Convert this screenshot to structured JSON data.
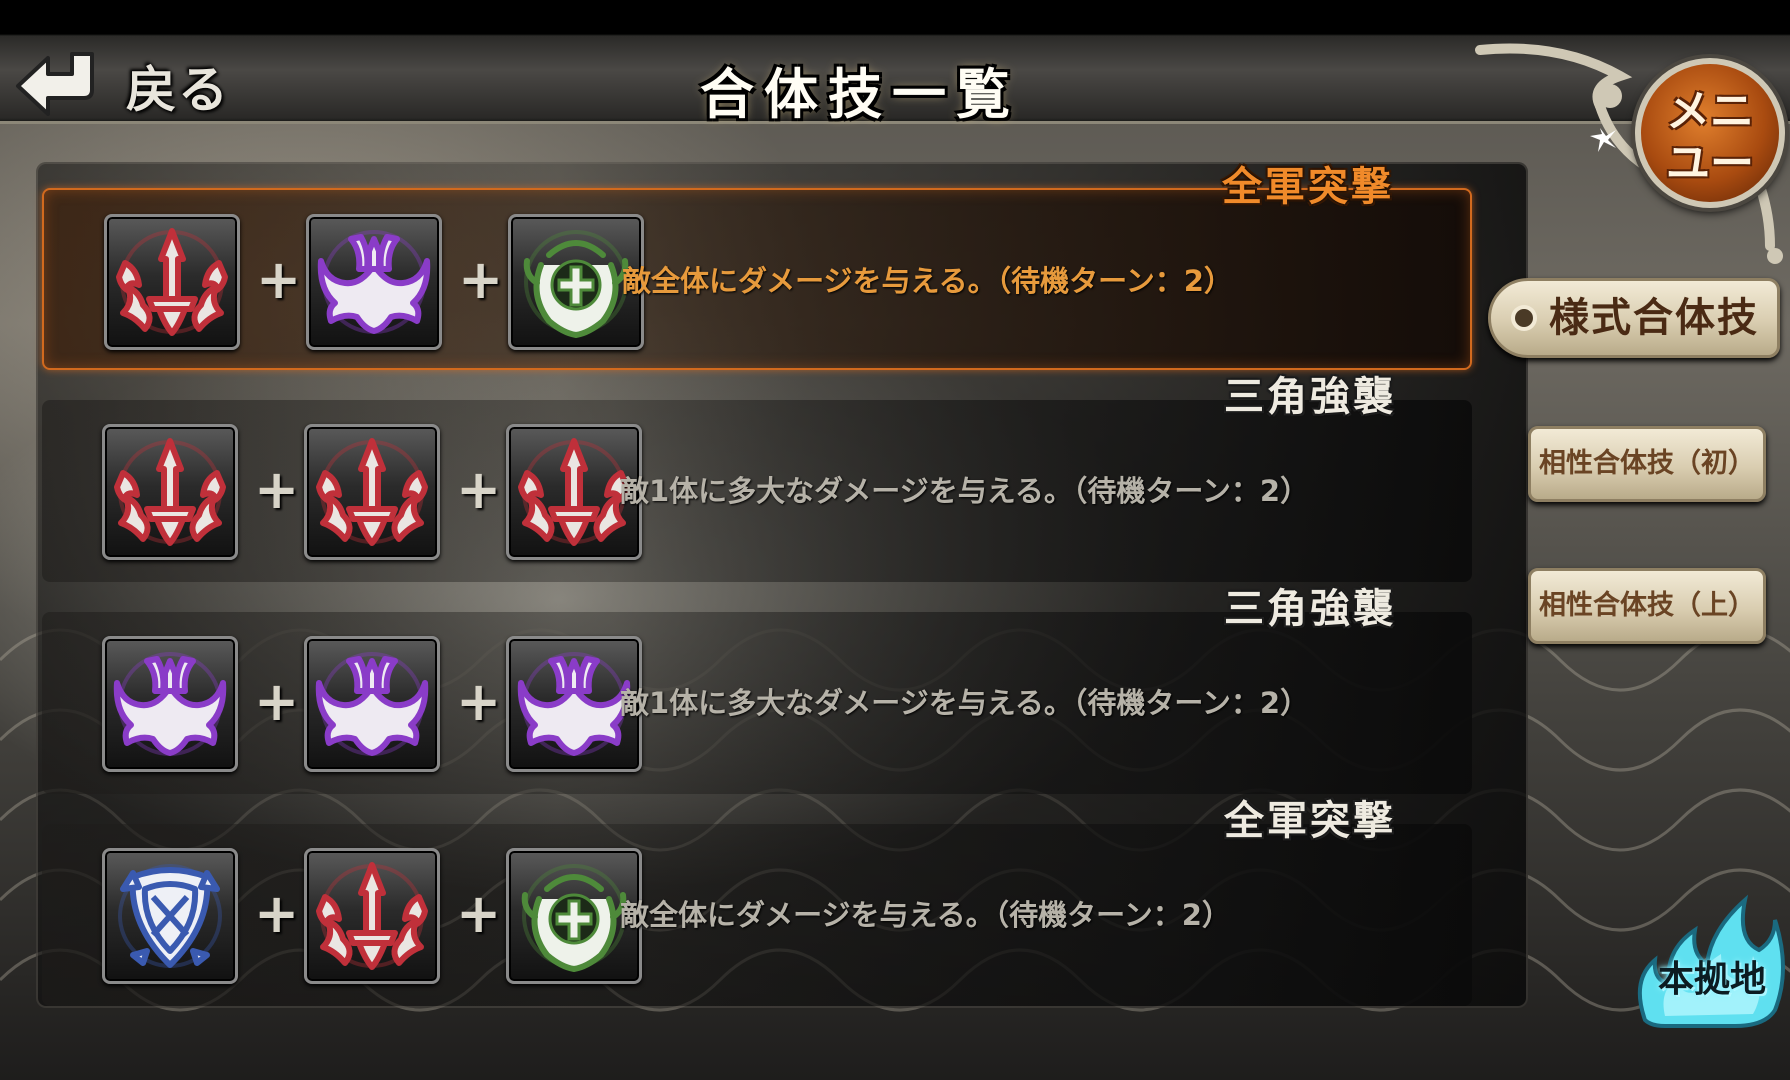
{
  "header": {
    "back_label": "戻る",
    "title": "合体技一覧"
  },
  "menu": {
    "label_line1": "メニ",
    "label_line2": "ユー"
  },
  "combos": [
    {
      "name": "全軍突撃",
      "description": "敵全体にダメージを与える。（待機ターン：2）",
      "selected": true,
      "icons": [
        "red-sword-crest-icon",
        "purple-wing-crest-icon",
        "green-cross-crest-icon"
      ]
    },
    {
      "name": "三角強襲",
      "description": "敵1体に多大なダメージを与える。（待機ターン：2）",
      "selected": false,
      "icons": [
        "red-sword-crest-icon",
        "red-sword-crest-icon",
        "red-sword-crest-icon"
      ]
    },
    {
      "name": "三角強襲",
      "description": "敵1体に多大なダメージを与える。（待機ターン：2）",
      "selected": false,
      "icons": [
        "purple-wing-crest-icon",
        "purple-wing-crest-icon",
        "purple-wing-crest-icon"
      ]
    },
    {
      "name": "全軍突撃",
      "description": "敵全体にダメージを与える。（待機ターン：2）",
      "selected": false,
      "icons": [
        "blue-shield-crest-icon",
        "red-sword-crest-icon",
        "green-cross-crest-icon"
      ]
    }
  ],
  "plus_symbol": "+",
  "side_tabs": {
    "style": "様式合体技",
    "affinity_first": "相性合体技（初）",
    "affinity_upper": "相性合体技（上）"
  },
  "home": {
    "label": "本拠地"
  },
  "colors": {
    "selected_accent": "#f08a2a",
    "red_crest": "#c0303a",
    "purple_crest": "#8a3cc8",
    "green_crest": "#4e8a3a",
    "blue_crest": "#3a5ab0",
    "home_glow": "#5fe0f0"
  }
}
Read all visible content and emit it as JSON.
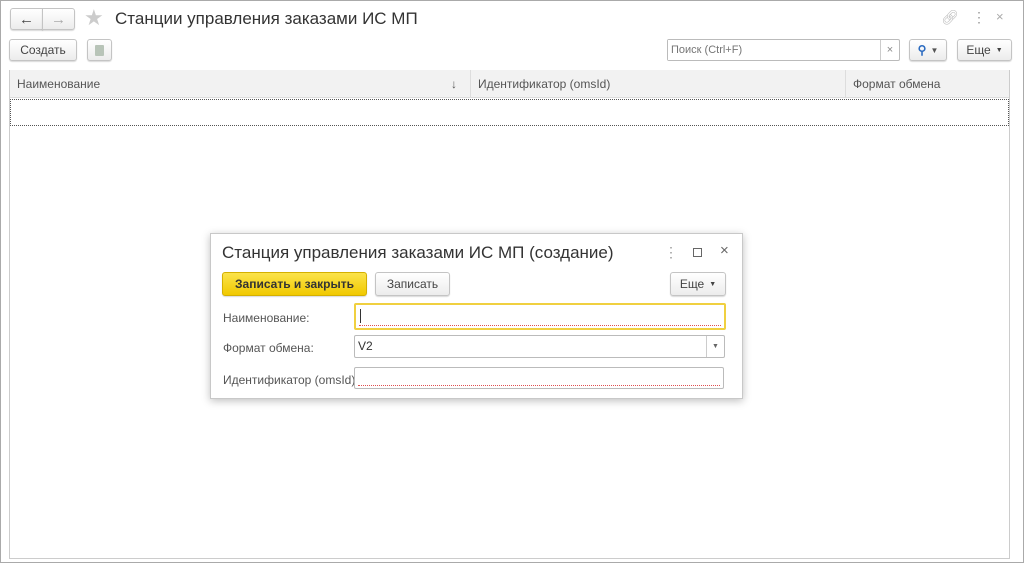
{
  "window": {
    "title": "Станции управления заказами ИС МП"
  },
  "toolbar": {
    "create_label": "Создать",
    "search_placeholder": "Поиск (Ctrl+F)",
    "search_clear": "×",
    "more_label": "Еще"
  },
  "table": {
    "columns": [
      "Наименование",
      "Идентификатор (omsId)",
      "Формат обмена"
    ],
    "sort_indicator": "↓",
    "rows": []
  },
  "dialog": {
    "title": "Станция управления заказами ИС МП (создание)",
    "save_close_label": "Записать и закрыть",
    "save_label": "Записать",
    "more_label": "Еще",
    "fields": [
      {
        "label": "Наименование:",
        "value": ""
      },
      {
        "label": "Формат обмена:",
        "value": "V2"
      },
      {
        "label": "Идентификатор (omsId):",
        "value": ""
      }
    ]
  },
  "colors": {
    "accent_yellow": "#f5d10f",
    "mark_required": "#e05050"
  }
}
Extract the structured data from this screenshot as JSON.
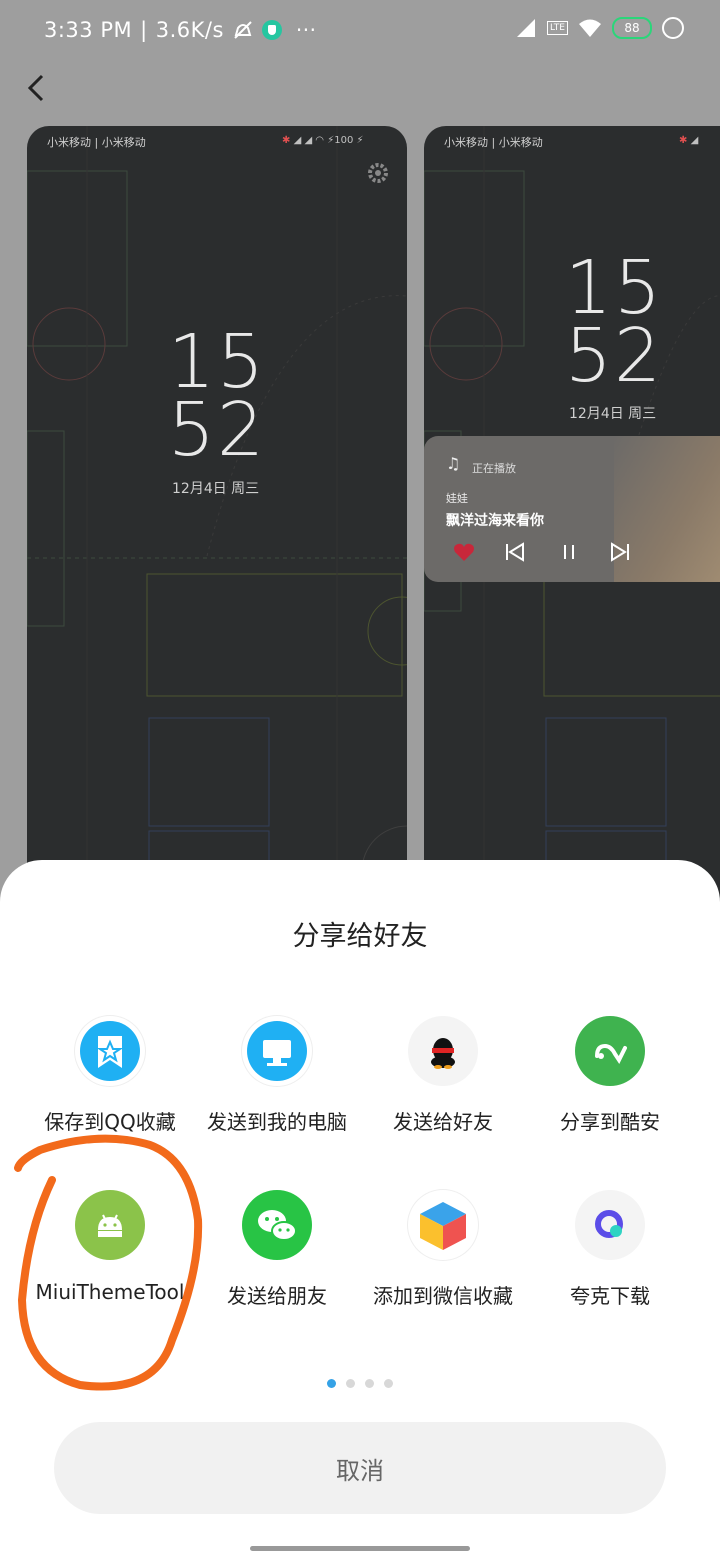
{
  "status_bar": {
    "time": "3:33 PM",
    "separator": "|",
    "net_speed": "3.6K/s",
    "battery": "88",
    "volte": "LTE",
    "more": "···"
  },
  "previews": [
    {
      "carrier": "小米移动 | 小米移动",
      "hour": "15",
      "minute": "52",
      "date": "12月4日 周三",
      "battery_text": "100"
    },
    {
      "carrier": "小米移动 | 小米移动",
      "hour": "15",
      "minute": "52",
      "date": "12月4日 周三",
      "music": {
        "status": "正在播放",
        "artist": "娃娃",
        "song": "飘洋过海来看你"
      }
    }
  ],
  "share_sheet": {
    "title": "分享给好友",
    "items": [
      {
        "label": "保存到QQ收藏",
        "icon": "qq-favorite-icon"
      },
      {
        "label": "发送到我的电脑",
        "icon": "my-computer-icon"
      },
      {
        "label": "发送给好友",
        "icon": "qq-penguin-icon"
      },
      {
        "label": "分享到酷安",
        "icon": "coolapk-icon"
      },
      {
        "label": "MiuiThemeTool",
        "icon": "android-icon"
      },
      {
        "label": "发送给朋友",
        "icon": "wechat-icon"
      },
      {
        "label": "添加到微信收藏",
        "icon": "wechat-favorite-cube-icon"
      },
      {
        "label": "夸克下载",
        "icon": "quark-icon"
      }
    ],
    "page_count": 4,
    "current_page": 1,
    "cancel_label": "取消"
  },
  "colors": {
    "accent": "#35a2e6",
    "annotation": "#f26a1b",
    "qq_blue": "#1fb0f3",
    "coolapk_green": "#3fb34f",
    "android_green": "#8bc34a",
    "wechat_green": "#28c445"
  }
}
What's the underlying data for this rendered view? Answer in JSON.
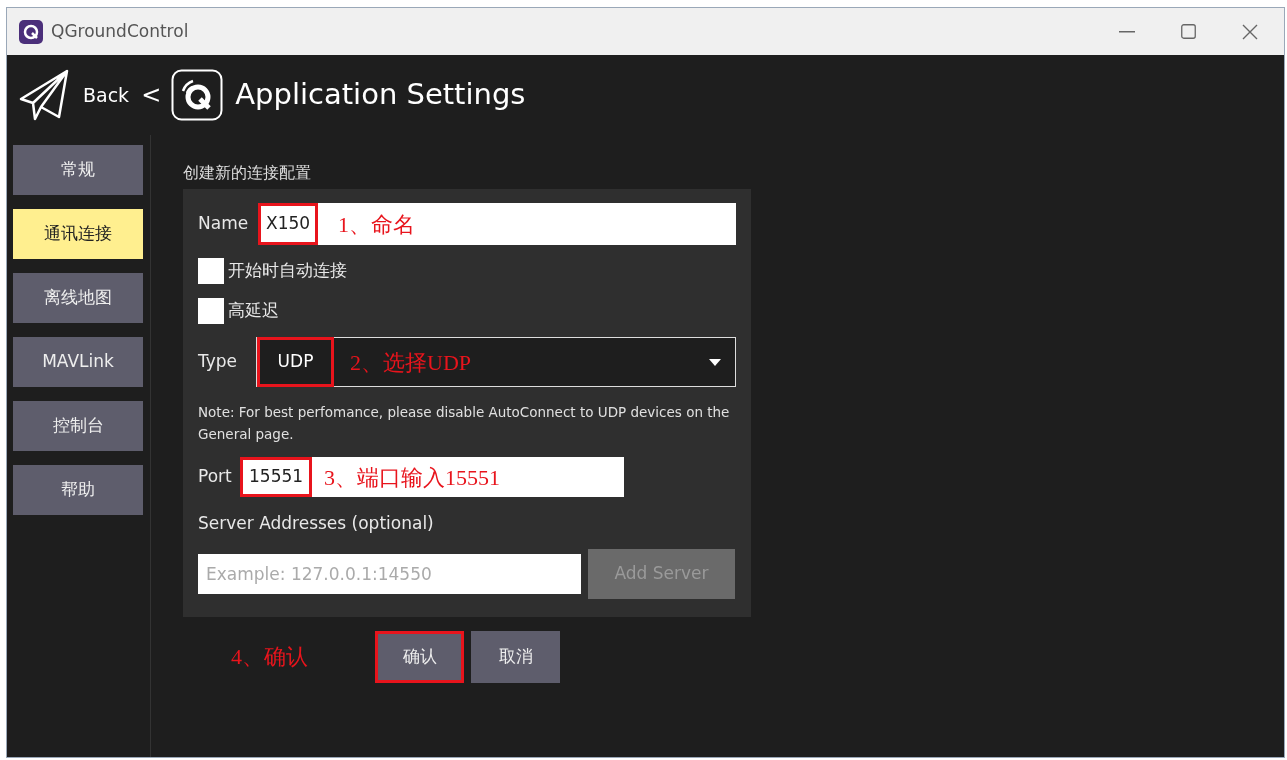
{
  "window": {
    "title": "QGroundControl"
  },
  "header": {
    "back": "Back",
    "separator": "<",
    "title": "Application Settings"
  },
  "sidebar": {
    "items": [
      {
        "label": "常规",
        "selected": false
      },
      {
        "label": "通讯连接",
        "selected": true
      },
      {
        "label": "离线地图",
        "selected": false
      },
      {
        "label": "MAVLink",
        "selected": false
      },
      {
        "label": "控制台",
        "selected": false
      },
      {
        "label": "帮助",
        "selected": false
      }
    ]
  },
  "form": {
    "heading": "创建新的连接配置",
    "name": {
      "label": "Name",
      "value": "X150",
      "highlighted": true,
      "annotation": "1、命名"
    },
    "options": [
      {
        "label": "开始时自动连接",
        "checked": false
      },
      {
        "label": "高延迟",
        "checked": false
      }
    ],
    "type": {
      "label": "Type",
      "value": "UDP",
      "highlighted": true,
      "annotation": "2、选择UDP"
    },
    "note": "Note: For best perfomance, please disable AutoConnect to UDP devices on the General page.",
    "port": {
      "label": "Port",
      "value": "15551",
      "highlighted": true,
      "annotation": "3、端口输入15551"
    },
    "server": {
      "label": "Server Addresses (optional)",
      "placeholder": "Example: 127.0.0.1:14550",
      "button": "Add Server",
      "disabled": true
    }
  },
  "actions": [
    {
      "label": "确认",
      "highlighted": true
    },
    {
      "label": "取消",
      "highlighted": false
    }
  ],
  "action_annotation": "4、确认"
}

* Exercise brief
Copy every line of the records above that contains "相性合体技".

* Task solution
    "affinity_first": "相性合体技（初）",
    "affinity_upper": "相性合体技（上）"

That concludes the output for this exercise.